#### [What is asked]
All lines from the one containing "Read out every word on this page." through the final line of the records below should be reproduced exactly, with the pictures left out.

Data excerpts
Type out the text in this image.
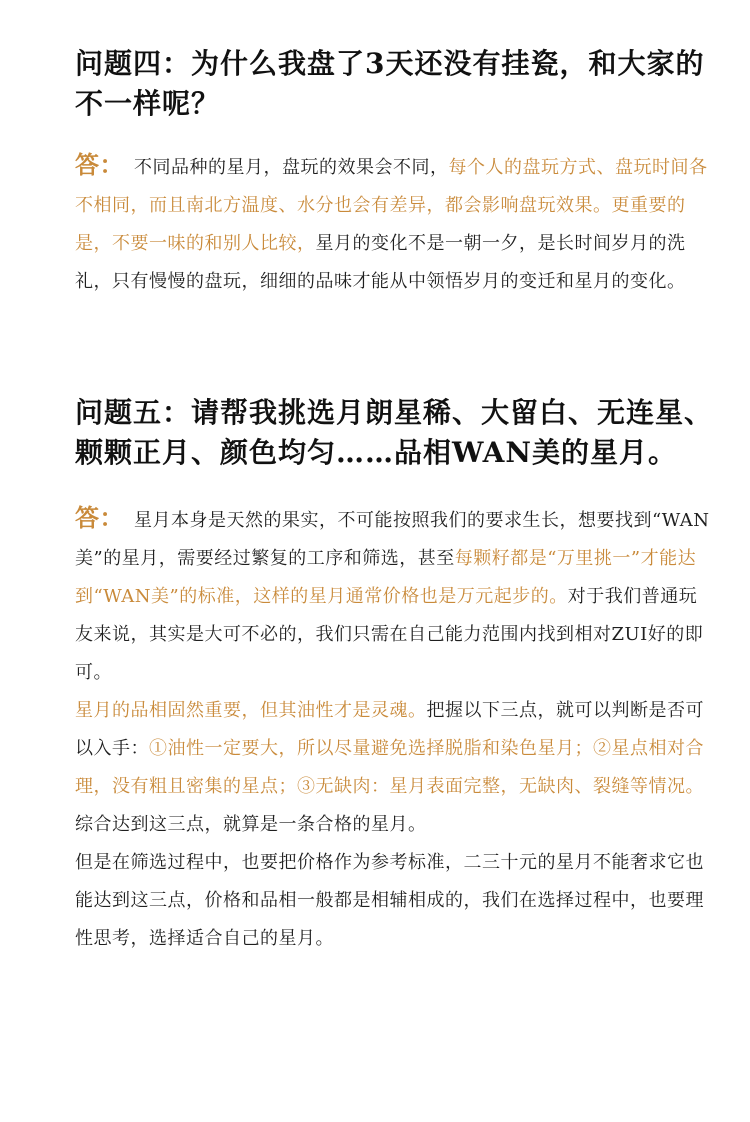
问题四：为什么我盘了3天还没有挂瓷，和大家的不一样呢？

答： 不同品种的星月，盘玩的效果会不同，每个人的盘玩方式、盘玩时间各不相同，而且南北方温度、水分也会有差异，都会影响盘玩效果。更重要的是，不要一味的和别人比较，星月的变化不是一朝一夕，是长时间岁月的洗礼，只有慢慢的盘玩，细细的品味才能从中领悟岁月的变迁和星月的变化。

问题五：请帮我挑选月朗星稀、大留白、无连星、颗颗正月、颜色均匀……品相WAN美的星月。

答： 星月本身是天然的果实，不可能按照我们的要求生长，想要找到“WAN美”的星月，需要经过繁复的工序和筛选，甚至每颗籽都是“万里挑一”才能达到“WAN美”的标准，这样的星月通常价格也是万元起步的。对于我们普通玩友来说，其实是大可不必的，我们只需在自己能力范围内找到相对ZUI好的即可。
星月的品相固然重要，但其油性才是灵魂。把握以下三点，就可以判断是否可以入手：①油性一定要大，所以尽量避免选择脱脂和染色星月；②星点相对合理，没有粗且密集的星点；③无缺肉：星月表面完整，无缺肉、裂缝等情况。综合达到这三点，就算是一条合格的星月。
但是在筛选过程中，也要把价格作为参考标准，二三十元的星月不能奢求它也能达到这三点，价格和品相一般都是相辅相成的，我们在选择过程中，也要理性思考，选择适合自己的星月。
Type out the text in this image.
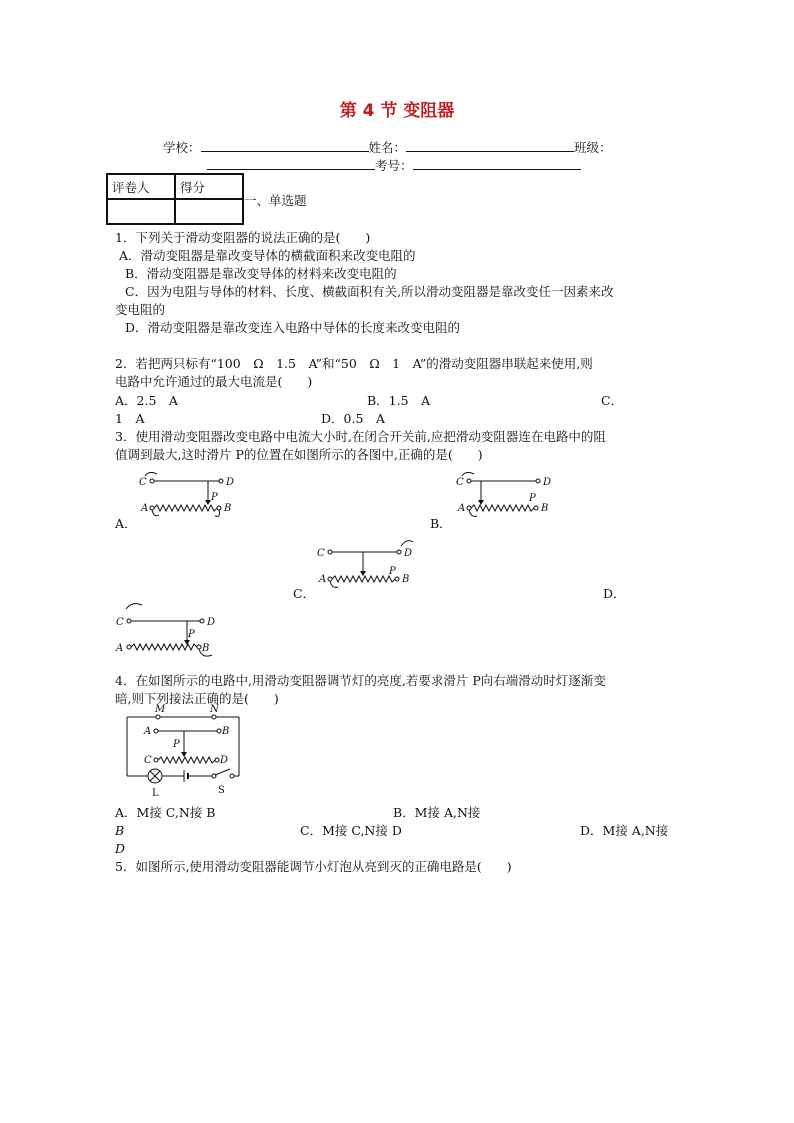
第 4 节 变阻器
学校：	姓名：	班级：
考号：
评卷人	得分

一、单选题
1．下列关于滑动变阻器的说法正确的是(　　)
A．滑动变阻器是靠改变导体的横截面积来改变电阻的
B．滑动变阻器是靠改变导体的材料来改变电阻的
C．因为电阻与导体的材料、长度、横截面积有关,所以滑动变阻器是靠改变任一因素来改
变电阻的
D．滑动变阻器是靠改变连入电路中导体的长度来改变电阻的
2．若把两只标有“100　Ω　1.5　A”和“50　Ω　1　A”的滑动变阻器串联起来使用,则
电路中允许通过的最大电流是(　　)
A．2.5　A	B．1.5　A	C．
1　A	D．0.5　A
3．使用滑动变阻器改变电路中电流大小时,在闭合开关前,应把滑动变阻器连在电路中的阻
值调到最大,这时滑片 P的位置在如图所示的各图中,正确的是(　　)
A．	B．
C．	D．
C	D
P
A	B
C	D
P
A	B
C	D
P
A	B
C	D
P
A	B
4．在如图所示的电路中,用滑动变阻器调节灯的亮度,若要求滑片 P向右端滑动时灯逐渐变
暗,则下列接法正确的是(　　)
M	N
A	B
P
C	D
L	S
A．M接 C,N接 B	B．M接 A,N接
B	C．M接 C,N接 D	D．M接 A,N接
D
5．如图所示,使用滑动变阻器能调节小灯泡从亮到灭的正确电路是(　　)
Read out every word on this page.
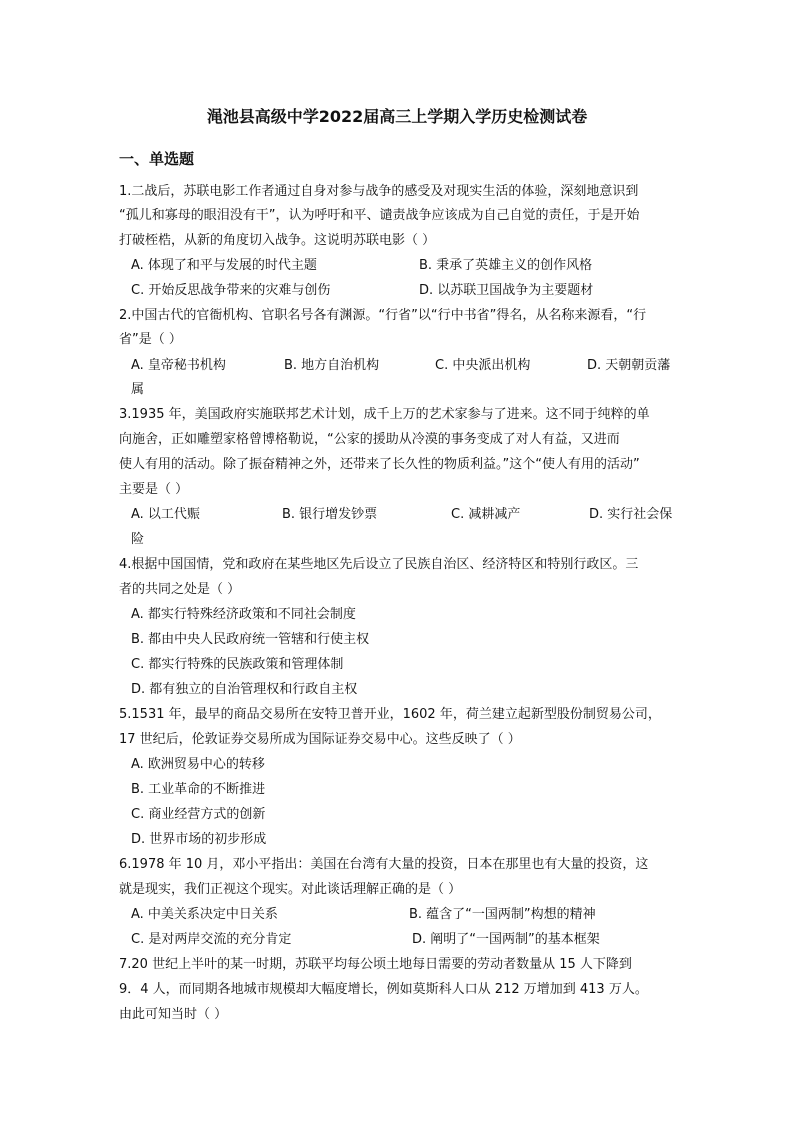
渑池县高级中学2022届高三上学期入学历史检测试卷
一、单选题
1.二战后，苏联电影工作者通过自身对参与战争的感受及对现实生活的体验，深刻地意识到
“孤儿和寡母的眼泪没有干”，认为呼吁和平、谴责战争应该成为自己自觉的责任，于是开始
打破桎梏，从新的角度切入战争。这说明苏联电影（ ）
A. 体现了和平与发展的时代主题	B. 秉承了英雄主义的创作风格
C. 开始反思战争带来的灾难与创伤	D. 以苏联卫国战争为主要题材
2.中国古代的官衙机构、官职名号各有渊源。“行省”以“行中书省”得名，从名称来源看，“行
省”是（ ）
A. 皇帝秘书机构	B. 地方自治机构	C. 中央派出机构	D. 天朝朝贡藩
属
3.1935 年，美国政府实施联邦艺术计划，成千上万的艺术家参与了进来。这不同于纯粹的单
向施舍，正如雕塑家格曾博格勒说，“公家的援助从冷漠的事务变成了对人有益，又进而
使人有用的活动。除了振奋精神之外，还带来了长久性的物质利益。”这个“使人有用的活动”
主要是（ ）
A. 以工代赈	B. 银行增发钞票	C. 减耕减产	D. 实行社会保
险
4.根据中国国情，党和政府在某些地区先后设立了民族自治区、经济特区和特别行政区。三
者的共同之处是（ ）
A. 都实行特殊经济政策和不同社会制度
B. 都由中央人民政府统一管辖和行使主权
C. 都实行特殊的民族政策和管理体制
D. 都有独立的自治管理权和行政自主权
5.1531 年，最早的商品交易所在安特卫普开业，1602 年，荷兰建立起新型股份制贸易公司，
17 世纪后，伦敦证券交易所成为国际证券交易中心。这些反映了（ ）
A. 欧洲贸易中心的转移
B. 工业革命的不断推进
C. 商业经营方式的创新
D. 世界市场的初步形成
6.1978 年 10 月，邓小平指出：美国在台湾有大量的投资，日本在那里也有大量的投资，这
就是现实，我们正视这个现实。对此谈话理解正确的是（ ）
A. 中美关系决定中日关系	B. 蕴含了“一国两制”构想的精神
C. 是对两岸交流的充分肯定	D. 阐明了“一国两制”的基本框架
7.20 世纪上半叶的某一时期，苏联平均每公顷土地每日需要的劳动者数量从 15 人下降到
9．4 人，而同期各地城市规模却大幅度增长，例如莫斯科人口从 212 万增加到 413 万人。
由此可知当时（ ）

#### [Answer to this exercise]
Read out every word on this page.
渑池县高级中学2022届高三上学期入学历史检测试卷
一、单选题
1.二战后，苏联电影工作者通过自身对参与战争的感受及对现实生活的体验，深刻地意识到
“孤儿和寡母的眼泪没有干”，认为呼吁和平、谴责战争应该成为自己自觉的责任，于是开始
打破桎梏，从新的角度切入战争。这说明苏联电影（ ）
A. 体现了和平与发展的时代主题	B. 秉承了英雄主义的创作风格
C. 开始反思战争带来的灾难与创伤	D. 以苏联卫国战争为主要题材
2.中国古代的官衙机构、官职名号各有渊源。“行省”以“行中书省”得名，从名称来源看，“行
省”是（ ）
A. 皇帝秘书机构	B. 地方自治机构	C. 中央派出机构	D. 天朝朝贡藩
属
3.1935 年，美国政府实施联邦艺术计划，成千上万的艺术家参与了进来。这不同于纯粹的单
向施舍，正如雕塑家格曾博格勒说，“公家的援助从冷漠的事务变成了对人有益，又进而
使人有用的活动。除了振奋精神之外，还带来了长久性的物质利益。”这个“使人有用的活动”
主要是（ ）
A. 以工代赈	B. 银行增发钞票	C. 减耕减产	D. 实行社会保
险
4.根据中国国情，党和政府在某些地区先后设立了民族自治区、经济特区和特别行政区。三
者的共同之处是（ ）
A. 都实行特殊经济政策和不同社会制度
B. 都由中央人民政府统一管辖和行使主权
C. 都实行特殊的民族政策和管理体制
D. 都有独立的自治管理权和行政自主权
5.1531 年，最早的商品交易所在安特卫普开业，1602 年，荷兰建立起新型股份制贸易公司，
17 世纪后，伦敦证券交易所成为国际证券交易中心。这些反映了（ ）
A. 欧洲贸易中心的转移
B. 工业革命的不断推进
C. 商业经营方式的创新
D. 世界市场的初步形成
6.1978 年 10 月，邓小平指出：美国在台湾有大量的投资，日本在那里也有大量的投资，这
就是现实，我们正视这个现实。对此谈话理解正确的是（ ）
A. 中美关系决定中日关系	B. 蕴含了“一国两制”构想的精神
C. 是对两岸交流的充分肯定	D. 阐明了“一国两制”的基本框架
7.20 世纪上半叶的某一时期，苏联平均每公顷土地每日需要的劳动者数量从 15 人下降到
9．4 人，而同期各地城市规模却大幅度增长，例如莫斯科人口从 212 万增加到 413 万人。
由此可知当时（ ）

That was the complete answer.